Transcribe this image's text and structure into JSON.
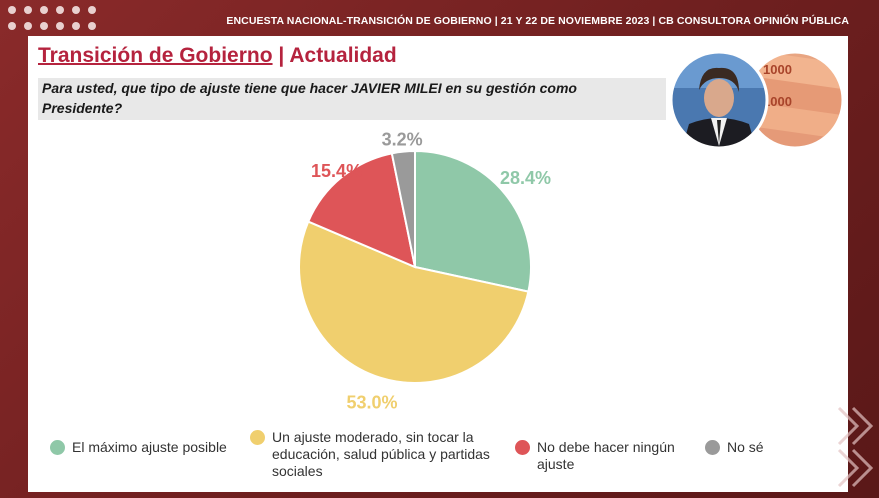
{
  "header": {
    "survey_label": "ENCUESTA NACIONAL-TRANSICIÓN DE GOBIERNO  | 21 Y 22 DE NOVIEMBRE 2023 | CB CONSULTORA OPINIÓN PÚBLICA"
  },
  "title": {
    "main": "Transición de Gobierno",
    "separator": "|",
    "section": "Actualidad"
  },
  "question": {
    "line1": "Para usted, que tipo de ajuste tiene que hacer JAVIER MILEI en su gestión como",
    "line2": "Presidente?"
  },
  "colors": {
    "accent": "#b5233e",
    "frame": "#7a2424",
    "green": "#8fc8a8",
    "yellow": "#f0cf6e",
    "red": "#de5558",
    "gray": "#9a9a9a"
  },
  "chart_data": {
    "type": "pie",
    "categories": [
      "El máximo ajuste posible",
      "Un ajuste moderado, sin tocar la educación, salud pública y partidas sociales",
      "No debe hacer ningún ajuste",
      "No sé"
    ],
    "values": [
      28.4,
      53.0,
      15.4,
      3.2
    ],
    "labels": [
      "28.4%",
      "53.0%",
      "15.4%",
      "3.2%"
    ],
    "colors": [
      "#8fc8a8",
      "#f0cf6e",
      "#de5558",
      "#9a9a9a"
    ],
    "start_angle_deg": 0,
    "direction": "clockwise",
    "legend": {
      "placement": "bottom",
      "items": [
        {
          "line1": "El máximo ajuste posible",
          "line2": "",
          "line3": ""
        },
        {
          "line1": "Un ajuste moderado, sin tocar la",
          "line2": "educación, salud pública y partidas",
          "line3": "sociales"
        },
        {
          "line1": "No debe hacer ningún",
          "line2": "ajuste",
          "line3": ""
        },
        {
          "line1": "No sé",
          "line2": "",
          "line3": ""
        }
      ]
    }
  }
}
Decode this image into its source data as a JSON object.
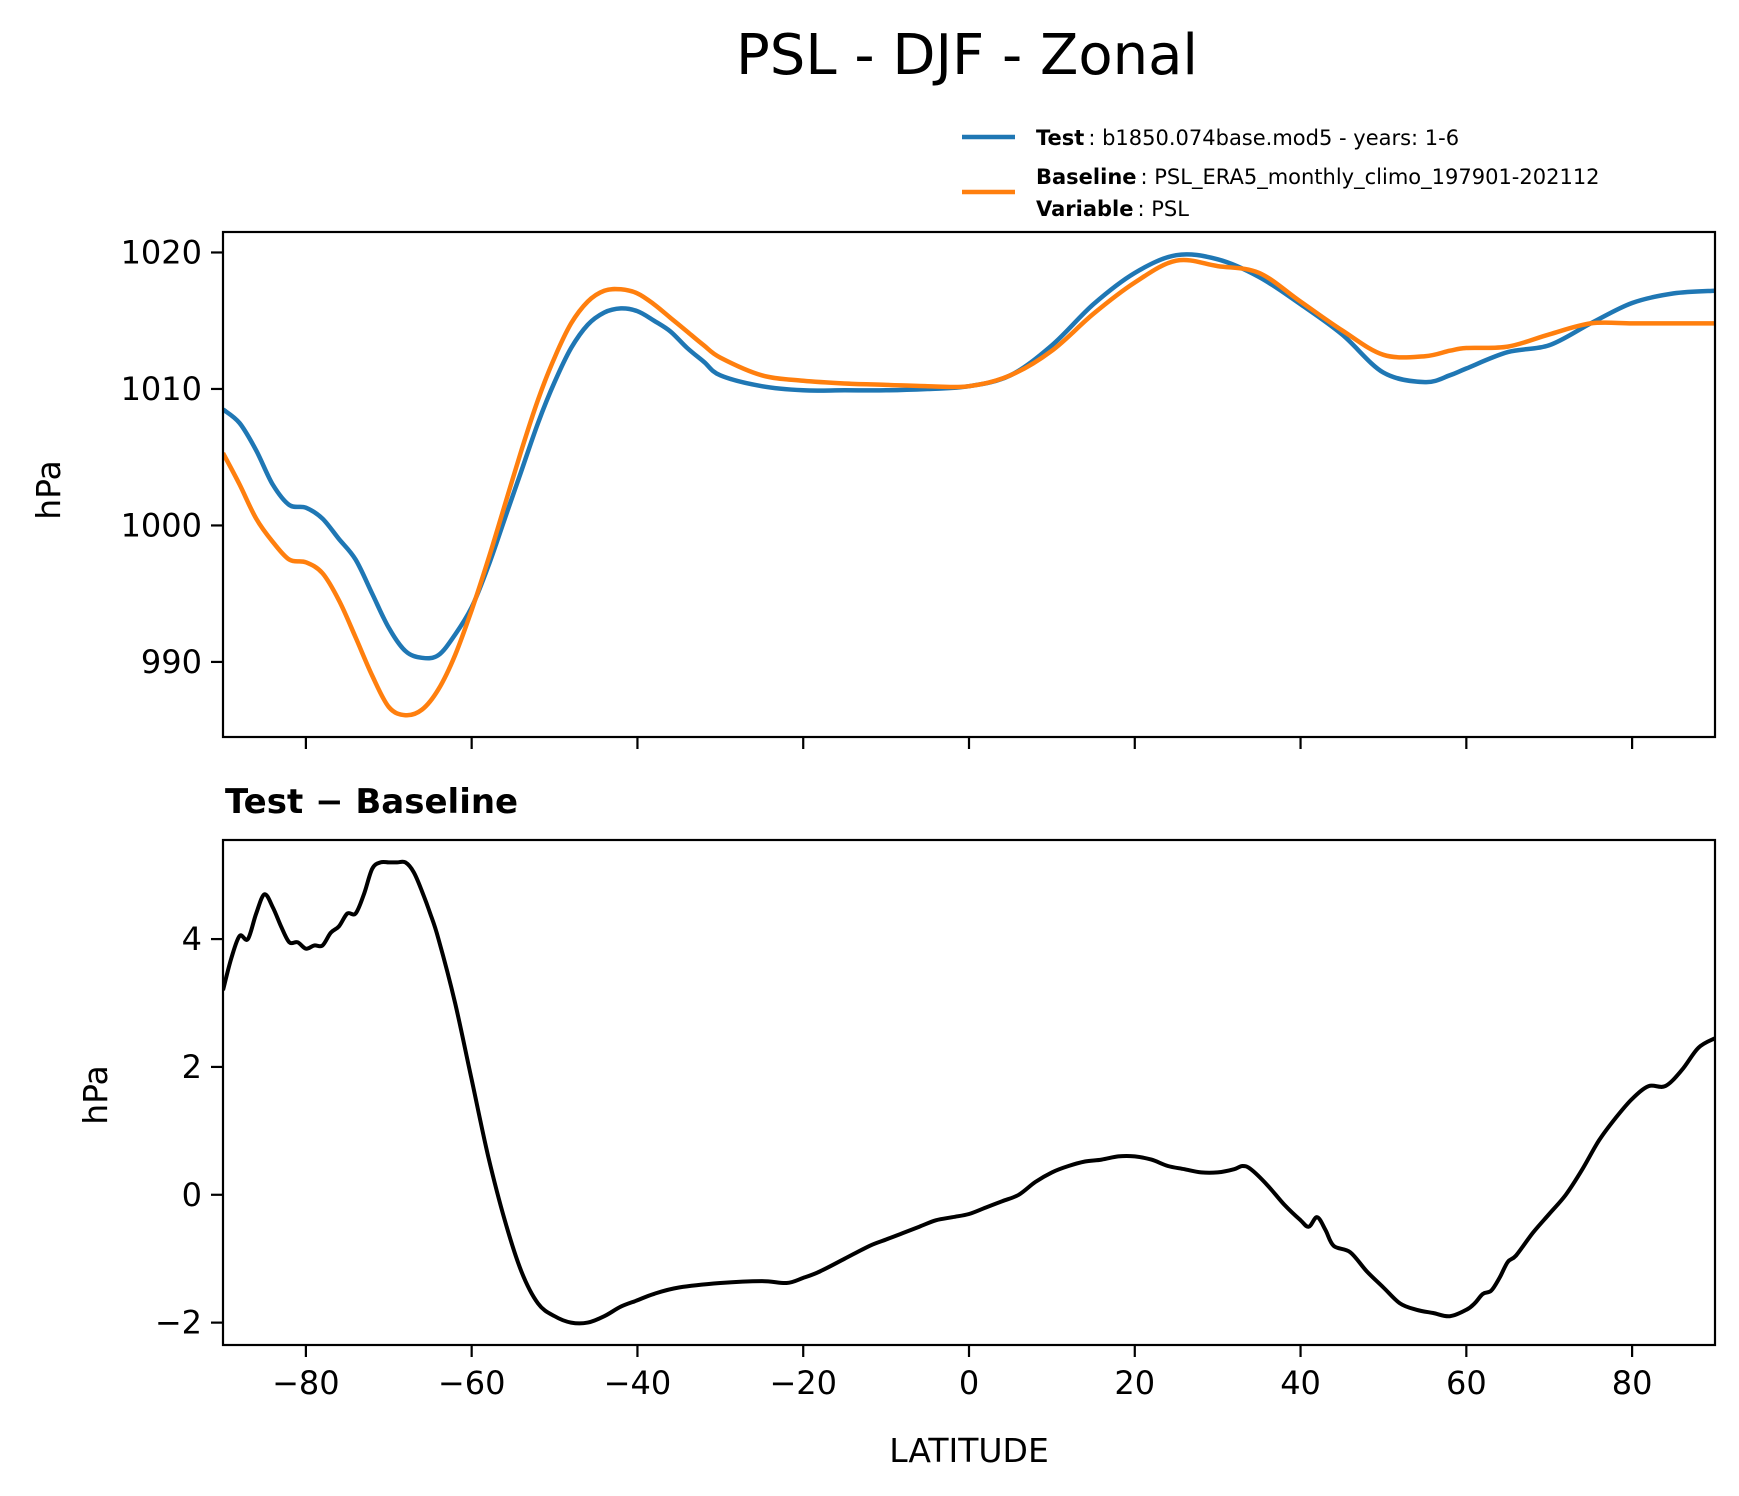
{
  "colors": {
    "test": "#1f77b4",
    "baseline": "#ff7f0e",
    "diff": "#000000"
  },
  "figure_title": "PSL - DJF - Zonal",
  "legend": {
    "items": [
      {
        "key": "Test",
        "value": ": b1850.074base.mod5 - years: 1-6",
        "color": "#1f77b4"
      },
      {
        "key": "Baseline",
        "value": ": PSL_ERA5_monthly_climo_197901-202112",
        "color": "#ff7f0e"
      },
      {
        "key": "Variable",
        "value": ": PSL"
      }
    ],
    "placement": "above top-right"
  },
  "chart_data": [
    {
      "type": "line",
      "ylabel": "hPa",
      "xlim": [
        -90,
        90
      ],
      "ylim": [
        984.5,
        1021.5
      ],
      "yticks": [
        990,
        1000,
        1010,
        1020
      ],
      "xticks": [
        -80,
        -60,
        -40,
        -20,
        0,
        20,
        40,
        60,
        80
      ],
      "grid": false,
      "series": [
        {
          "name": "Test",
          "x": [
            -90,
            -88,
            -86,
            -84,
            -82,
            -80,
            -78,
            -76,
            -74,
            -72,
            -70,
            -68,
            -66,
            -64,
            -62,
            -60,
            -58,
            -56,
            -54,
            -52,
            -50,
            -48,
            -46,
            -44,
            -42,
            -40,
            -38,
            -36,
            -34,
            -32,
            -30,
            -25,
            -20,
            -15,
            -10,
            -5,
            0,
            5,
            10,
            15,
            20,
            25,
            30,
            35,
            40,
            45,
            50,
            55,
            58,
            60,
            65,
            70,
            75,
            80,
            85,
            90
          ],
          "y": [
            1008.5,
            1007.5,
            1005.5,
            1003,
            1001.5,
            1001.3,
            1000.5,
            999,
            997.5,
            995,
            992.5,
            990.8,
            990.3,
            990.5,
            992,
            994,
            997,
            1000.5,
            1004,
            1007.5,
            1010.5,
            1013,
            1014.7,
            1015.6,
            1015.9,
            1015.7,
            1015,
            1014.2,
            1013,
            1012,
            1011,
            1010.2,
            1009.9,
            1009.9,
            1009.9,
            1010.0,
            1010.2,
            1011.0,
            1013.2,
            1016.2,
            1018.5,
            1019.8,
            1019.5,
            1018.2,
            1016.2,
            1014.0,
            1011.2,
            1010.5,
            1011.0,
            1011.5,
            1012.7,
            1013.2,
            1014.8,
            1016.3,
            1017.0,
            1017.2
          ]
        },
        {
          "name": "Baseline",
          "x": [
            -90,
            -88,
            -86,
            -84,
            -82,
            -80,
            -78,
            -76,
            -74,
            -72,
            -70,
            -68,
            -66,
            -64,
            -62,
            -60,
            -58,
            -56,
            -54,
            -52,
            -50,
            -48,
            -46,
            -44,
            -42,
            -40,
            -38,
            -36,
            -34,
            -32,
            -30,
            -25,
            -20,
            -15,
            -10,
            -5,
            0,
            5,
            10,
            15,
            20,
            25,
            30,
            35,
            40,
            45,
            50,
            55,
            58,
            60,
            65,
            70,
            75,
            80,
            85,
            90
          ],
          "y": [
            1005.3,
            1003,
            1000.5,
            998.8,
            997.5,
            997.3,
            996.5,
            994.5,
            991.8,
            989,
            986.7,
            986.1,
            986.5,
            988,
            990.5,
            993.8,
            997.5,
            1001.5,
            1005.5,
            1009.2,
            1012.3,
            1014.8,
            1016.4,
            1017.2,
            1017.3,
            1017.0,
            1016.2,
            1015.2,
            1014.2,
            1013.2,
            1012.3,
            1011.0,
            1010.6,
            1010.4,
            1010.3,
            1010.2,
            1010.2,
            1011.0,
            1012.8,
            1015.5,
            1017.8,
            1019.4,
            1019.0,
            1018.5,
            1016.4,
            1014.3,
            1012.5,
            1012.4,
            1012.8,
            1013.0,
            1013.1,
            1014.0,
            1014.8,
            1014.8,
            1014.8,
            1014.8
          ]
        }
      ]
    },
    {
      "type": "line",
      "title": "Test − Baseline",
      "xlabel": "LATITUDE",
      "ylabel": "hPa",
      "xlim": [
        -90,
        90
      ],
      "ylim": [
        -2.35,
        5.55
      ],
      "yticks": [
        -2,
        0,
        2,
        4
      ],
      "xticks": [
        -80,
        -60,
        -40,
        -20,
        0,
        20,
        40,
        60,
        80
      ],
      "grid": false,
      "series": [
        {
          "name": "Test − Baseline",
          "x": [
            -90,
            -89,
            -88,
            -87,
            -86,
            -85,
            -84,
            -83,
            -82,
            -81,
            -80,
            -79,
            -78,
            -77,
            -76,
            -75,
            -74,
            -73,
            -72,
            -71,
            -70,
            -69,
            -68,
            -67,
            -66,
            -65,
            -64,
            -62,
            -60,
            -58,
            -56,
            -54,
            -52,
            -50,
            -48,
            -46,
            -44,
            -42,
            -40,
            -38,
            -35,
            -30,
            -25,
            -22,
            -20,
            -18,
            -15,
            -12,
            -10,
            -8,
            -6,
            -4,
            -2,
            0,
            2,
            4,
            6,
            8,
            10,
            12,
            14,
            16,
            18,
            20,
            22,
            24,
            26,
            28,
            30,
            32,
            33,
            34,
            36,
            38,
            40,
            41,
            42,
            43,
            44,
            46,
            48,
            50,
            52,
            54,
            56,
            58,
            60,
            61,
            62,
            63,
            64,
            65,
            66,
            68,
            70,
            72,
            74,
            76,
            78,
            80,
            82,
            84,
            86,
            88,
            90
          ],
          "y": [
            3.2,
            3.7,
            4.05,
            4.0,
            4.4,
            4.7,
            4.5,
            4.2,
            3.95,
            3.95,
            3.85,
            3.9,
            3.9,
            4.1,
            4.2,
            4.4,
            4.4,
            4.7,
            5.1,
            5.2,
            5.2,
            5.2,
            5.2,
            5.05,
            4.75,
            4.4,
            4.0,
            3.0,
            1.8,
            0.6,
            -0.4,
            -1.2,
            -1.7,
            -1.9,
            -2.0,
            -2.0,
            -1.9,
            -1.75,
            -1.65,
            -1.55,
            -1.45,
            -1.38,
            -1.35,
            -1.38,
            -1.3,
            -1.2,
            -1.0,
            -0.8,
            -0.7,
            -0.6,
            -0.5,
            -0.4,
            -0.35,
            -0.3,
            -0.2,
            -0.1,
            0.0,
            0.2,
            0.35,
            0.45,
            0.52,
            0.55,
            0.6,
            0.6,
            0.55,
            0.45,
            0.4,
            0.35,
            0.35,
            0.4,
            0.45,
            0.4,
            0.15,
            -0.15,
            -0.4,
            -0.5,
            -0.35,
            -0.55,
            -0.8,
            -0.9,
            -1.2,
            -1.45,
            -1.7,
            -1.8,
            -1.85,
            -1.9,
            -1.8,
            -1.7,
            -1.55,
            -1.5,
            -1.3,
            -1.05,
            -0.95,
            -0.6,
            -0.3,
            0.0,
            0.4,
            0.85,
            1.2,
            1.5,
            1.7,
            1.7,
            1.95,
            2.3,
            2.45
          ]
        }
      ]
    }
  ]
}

- - - -

(Exercise aim):
Search the listing for the word "debe" and return each line that holds it.

(Response to the exercise):
      "No debe hacer ningún ajuste",
          "line1": "No debe hacer ningún",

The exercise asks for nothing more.